▶ **Aim of the exercise**
Only one span of the listing below is wanted: the lines from the one with "What data populates" through the one with "Output a JSON", reproduced exactly, both ends kept.
--*--
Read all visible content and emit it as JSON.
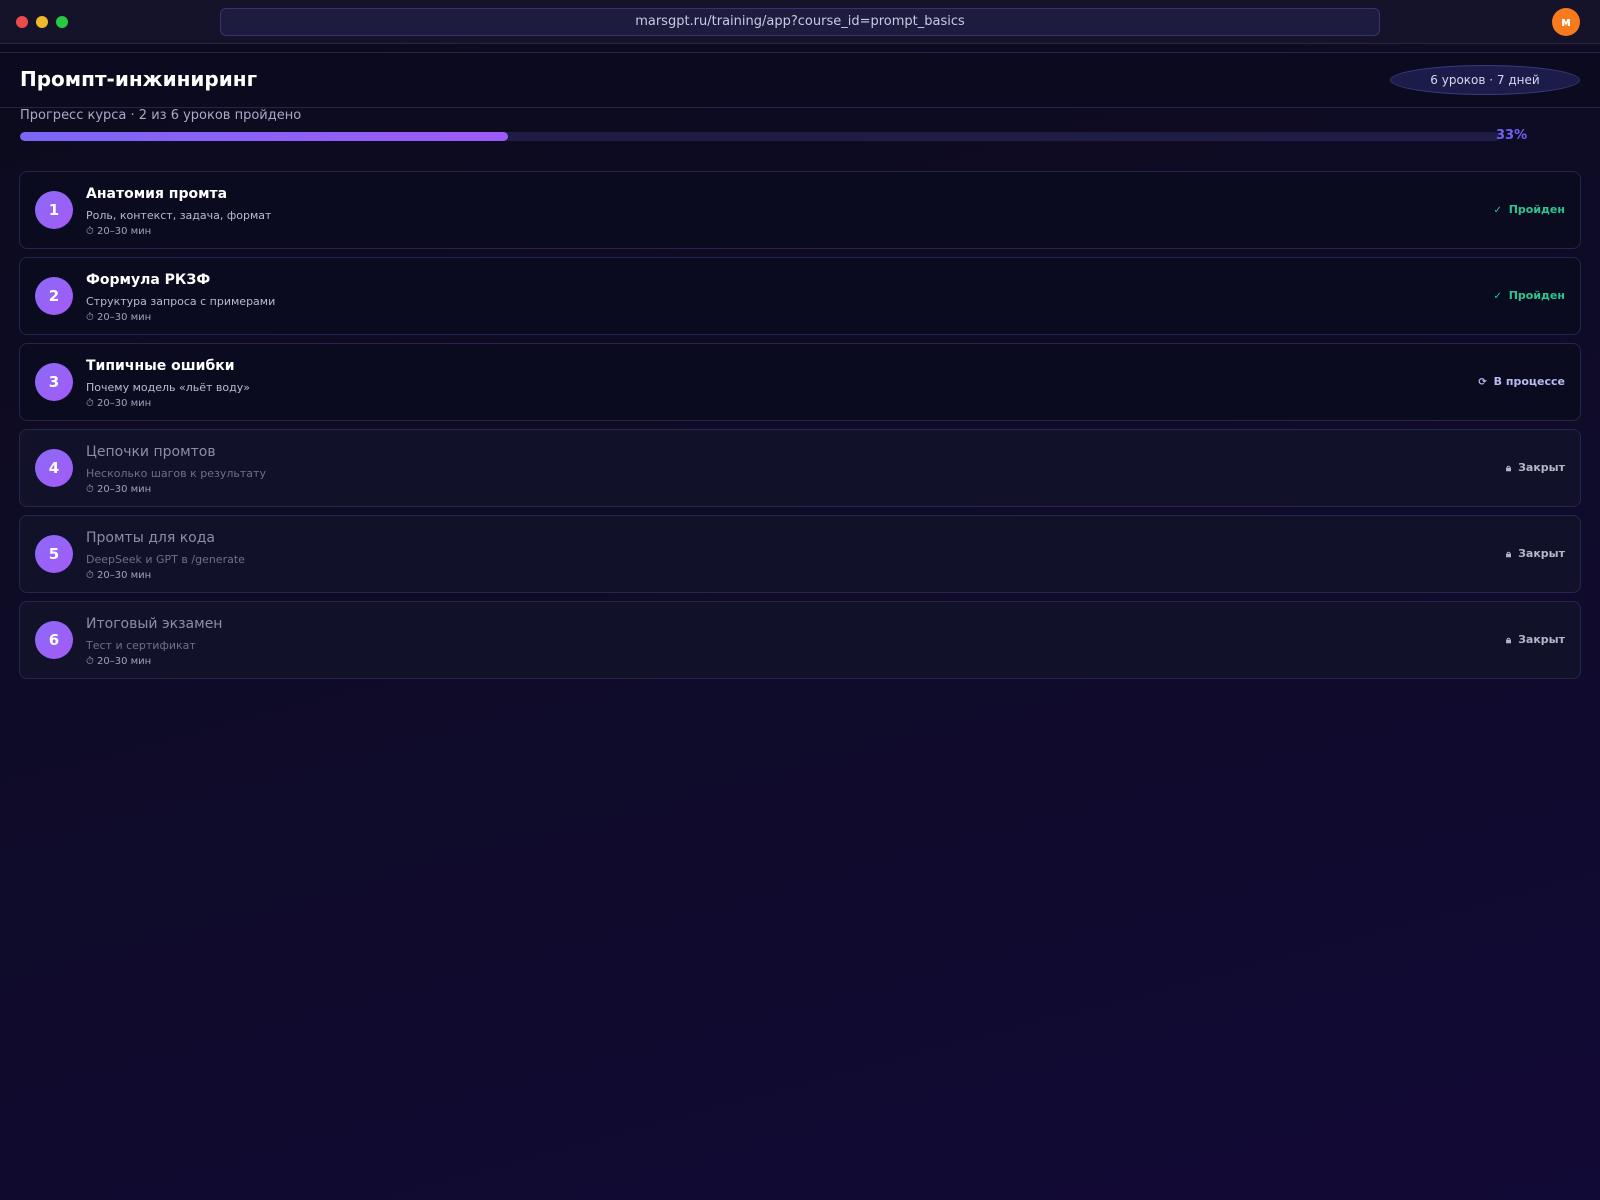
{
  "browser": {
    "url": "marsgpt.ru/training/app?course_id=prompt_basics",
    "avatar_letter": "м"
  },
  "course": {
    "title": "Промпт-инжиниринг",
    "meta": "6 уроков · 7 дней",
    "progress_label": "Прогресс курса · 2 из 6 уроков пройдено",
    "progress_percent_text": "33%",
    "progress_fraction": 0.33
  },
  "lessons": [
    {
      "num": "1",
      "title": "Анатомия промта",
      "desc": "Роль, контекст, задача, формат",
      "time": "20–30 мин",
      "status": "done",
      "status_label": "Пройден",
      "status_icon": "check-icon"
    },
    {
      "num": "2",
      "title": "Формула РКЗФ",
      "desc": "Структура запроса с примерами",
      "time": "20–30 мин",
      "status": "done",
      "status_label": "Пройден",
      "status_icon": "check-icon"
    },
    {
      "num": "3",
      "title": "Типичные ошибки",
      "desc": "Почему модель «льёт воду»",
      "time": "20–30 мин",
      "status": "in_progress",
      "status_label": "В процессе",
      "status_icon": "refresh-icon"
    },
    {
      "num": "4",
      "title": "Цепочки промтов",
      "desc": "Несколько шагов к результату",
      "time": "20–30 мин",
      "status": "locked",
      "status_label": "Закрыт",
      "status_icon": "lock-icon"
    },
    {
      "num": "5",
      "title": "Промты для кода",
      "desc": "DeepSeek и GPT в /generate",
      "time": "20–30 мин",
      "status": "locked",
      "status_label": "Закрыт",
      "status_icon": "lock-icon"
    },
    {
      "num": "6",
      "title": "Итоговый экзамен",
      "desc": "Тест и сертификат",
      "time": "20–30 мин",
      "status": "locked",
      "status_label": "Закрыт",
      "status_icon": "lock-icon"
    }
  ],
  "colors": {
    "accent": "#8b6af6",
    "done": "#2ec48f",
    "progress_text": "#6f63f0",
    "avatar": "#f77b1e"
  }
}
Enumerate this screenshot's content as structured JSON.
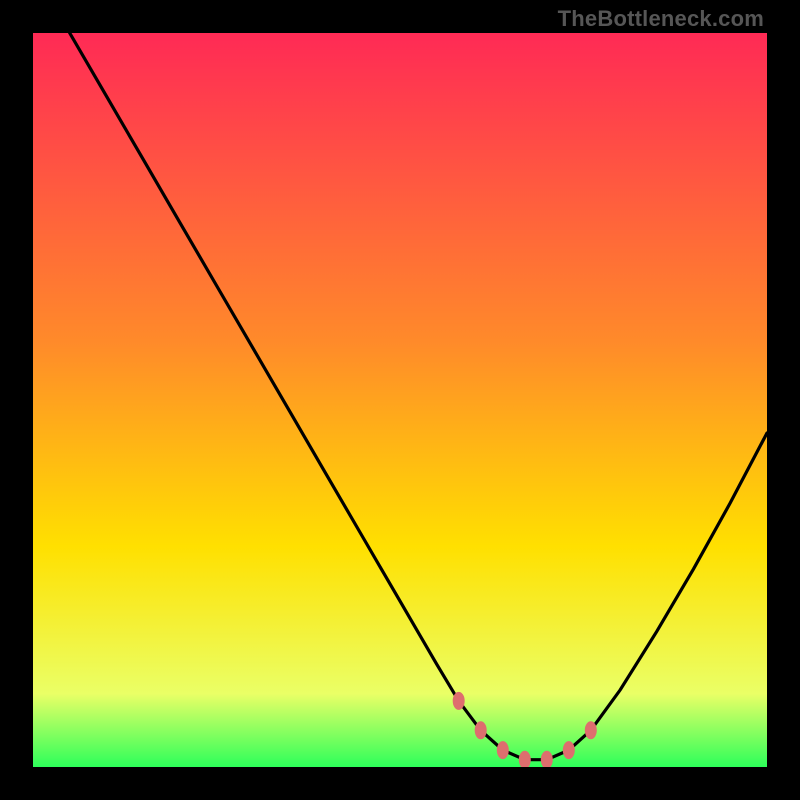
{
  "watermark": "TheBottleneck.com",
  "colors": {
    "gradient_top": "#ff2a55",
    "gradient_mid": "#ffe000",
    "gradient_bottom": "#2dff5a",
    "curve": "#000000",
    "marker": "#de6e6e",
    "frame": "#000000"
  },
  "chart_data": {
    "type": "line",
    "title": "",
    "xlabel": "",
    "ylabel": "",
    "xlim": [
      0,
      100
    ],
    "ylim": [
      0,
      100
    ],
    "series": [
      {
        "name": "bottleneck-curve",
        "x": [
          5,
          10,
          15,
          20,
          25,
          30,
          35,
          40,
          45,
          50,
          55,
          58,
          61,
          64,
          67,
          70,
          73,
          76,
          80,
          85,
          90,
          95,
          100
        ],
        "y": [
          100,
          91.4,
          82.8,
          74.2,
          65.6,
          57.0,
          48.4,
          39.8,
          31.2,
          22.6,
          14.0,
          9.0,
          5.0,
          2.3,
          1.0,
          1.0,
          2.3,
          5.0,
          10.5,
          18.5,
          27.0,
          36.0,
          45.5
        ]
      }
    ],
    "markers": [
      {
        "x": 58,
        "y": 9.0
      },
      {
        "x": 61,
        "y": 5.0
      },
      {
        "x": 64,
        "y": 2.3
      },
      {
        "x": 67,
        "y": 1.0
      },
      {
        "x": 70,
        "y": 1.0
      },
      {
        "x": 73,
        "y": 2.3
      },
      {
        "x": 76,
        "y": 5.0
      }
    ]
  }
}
--*--
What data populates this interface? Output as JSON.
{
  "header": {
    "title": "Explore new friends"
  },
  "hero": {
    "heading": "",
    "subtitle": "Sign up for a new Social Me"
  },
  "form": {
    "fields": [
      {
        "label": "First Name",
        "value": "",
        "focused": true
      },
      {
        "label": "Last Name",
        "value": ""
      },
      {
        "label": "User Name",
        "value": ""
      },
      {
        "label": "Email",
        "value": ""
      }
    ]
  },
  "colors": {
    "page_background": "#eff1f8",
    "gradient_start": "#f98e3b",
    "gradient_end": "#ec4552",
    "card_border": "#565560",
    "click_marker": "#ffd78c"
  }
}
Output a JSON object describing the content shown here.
--*--
▶ **Completed task**
What data populates this interface? Output as JSON.
{
  "header": {
    "title": "Explore new friends"
  },
  "hero": {
    "heading": "",
    "subtitle": "Sign up for a new Social Me"
  },
  "form": {
    "fields": [
      {
        "label": "First Name",
        "value": "",
        "focused": true
      },
      {
        "label": "Last Name",
        "value": ""
      },
      {
        "label": "User Name",
        "value": ""
      },
      {
        "label": "Email",
        "value": ""
      }
    ]
  },
  "colors": {
    "page_background": "#eff1f8",
    "gradient_start": "#f98e3b",
    "gradient_end": "#ec4552",
    "card_border": "#565560",
    "click_marker": "#ffd78c"
  }
}
Output a JSON object describing the content shown here.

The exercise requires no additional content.